What you need to do: Locate every line in the records below that holds the word "value" and return each one.

┌─ Exercise inputs

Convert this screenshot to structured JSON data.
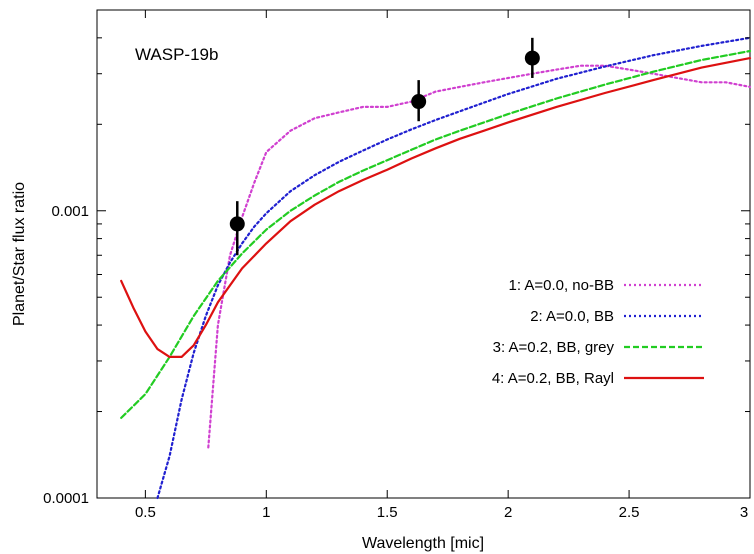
{
  "chart_data": {
    "type": "line",
    "title": "WASP-19b",
    "xlabel": "Wavelength [mic]",
    "ylabel": "Planet/Star flux ratio",
    "xlim": [
      0.3,
      3.0
    ],
    "ylim": [
      0.0001,
      0.005
    ],
    "yscale": "log",
    "grid": false,
    "legend_position": "center-right",
    "x_ticks": [
      {
        "value": 0.5,
        "label": "0.5"
      },
      {
        "value": 1.0,
        "label": "1"
      },
      {
        "value": 1.5,
        "label": "1.5"
      },
      {
        "value": 2.0,
        "label": "2"
      },
      {
        "value": 2.5,
        "label": "2.5"
      },
      {
        "value": 3.0,
        "label": "3"
      }
    ],
    "y_labeled_ticks": [
      {
        "value": 0.0001,
        "label": "0.0001"
      },
      {
        "value": 0.001,
        "label": "0.001"
      }
    ],
    "series": [
      {
        "name": "1: A=0.0, no-BB",
        "color": "#d040d0",
        "style": "dotted",
        "x": [
          0.76,
          0.8,
          0.85,
          0.9,
          0.95,
          1.0,
          1.1,
          1.2,
          1.3,
          1.4,
          1.5,
          1.6,
          1.7,
          1.8,
          1.9,
          2.0,
          2.1,
          2.2,
          2.3,
          2.4,
          2.5,
          2.6,
          2.7,
          2.8,
          2.9,
          3.0
        ],
        "y": [
          0.00015,
          0.0004,
          0.0007,
          0.00095,
          0.00125,
          0.0016,
          0.0019,
          0.0021,
          0.0022,
          0.0023,
          0.0023,
          0.0024,
          0.0026,
          0.0027,
          0.0028,
          0.0029,
          0.003,
          0.0031,
          0.0032,
          0.0032,
          0.0031,
          0.003,
          0.0029,
          0.0028,
          0.0028,
          0.0027
        ]
      },
      {
        "name": "2: A=0.0, BB",
        "color": "#2020d0",
        "style": "dotted",
        "x": [
          0.55,
          0.6,
          0.65,
          0.7,
          0.75,
          0.8,
          0.85,
          0.9,
          0.95,
          1.0,
          1.1,
          1.2,
          1.3,
          1.4,
          1.5,
          1.6,
          1.7,
          1.8,
          1.9,
          2.0,
          2.2,
          2.4,
          2.6,
          2.8,
          3.0
        ],
        "y": [
          0.0001,
          0.00014,
          0.00022,
          0.00032,
          0.00043,
          0.00055,
          0.00066,
          0.00077,
          0.00088,
          0.00098,
          0.00117,
          0.00133,
          0.00148,
          0.00162,
          0.00177,
          0.00192,
          0.00207,
          0.00222,
          0.00238,
          0.00255,
          0.00288,
          0.00318,
          0.00348,
          0.00375,
          0.004
        ]
      },
      {
        "name": "3: A=0.2, BB, grey",
        "color": "#22cc22",
        "style": "dashed",
        "x": [
          0.4,
          0.5,
          0.6,
          0.7,
          0.8,
          0.9,
          1.0,
          1.1,
          1.2,
          1.3,
          1.4,
          1.5,
          1.6,
          1.7,
          1.8,
          1.9,
          2.0,
          2.2,
          2.4,
          2.6,
          2.8,
          3.0
        ],
        "y": [
          0.00019,
          0.00023,
          0.00031,
          0.00043,
          0.00057,
          0.00071,
          0.00086,
          0.001,
          0.00113,
          0.00126,
          0.00138,
          0.0015,
          0.00163,
          0.00177,
          0.0019,
          0.00203,
          0.00217,
          0.00246,
          0.00275,
          0.00305,
          0.00335,
          0.0036
        ]
      },
      {
        "name": "4: A=0.2, BB, Rayl",
        "color": "#dd1111",
        "style": "solid",
        "x": [
          0.4,
          0.45,
          0.5,
          0.55,
          0.6,
          0.65,
          0.7,
          0.75,
          0.8,
          0.9,
          1.0,
          1.1,
          1.2,
          1.3,
          1.4,
          1.5,
          1.6,
          1.7,
          1.8,
          1.9,
          2.0,
          2.2,
          2.4,
          2.6,
          2.8,
          3.0
        ],
        "y": [
          0.00057,
          0.00046,
          0.00038,
          0.00033,
          0.00031,
          0.00031,
          0.00034,
          0.0004,
          0.00048,
          0.00063,
          0.00077,
          0.00092,
          0.00105,
          0.00117,
          0.00128,
          0.00139,
          0.00152,
          0.00165,
          0.00178,
          0.0019,
          0.00203,
          0.0023,
          0.00257,
          0.00285,
          0.00315,
          0.0034
        ]
      }
    ],
    "observations": {
      "color": "#000000",
      "points": [
        {
          "x": 0.88,
          "y": 0.0009,
          "ylo": 0.0007,
          "yhi": 0.00108
        },
        {
          "x": 1.63,
          "y": 0.0024,
          "ylo": 0.00205,
          "yhi": 0.00285
        },
        {
          "x": 2.1,
          "y": 0.0034,
          "ylo": 0.0029,
          "yhi": 0.004
        }
      ]
    }
  }
}
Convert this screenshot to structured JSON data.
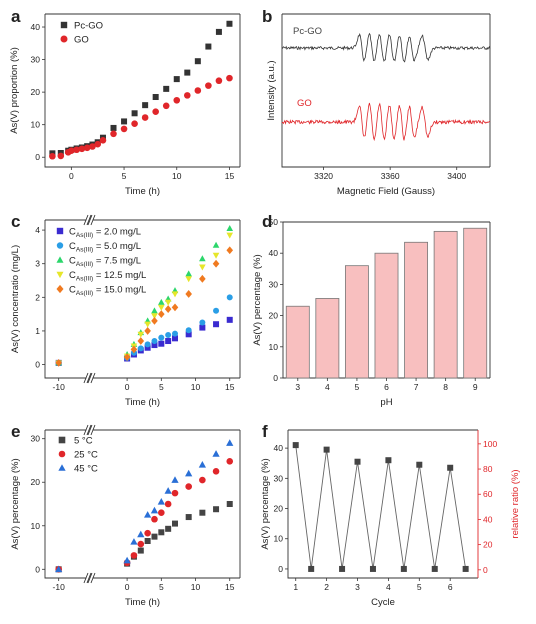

└─

Output for this exercise:
        "value": 0.5,
        "value": 1.0,
        "value": 1.5,
        "value": 2.0,
        "value": 2.5,
        "value": 3.0,
        "value": 0.0001,
        "value": 0.001,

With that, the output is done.